Extract all of the entries and give them again, word for word.
--
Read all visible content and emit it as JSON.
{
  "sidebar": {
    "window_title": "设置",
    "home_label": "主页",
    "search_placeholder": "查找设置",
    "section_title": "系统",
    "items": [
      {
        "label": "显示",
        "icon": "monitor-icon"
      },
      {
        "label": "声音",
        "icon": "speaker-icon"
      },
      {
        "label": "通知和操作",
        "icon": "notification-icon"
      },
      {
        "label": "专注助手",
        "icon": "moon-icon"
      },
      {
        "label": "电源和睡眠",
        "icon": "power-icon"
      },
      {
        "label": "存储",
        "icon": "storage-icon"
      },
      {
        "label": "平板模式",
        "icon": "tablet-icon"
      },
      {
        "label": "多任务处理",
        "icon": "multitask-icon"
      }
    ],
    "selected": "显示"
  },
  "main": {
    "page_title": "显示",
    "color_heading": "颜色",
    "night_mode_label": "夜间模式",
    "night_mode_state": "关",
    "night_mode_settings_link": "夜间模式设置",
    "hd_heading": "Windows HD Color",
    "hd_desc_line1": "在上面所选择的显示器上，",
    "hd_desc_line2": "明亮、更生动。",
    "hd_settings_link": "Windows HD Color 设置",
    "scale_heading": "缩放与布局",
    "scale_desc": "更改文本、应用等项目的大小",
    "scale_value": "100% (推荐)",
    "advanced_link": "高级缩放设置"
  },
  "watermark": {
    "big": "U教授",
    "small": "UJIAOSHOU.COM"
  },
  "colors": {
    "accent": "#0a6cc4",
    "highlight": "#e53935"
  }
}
--
## OUTPUT
Read all visible content and emit it as JSON.
{
  "sidebar": {
    "window_title": "设置",
    "home_label": "主页",
    "search_placeholder": "查找设置",
    "section_title": "系统",
    "items": [
      {
        "label": "显示",
        "icon": "monitor-icon"
      },
      {
        "label": "声音",
        "icon": "speaker-icon"
      },
      {
        "label": "通知和操作",
        "icon": "notification-icon"
      },
      {
        "label": "专注助手",
        "icon": "moon-icon"
      },
      {
        "label": "电源和睡眠",
        "icon": "power-icon"
      },
      {
        "label": "存储",
        "icon": "storage-icon"
      },
      {
        "label": "平板模式",
        "icon": "tablet-icon"
      },
      {
        "label": "多任务处理",
        "icon": "multitask-icon"
      }
    ],
    "selected": "显示"
  },
  "main": {
    "page_title": "显示",
    "color_heading": "颜色",
    "night_mode_label": "夜间模式",
    "night_mode_state": "关",
    "night_mode_settings_link": "夜间模式设置",
    "hd_heading": "Windows HD Color",
    "hd_desc_line1": "在上面所选择的显示器上，",
    "hd_desc_line2": "明亮、更生动。",
    "hd_settings_link": "Windows HD Color 设置",
    "scale_heading": "缩放与布局",
    "scale_desc": "更改文本、应用等项目的大小",
    "scale_value": "100% (推荐)",
    "advanced_link": "高级缩放设置"
  },
  "watermark": {
    "big": "U教授",
    "small": "UJIAOSHOU.COM"
  },
  "colors": {
    "accent": "#0a6cc4",
    "highlight": "#e53935"
  }
}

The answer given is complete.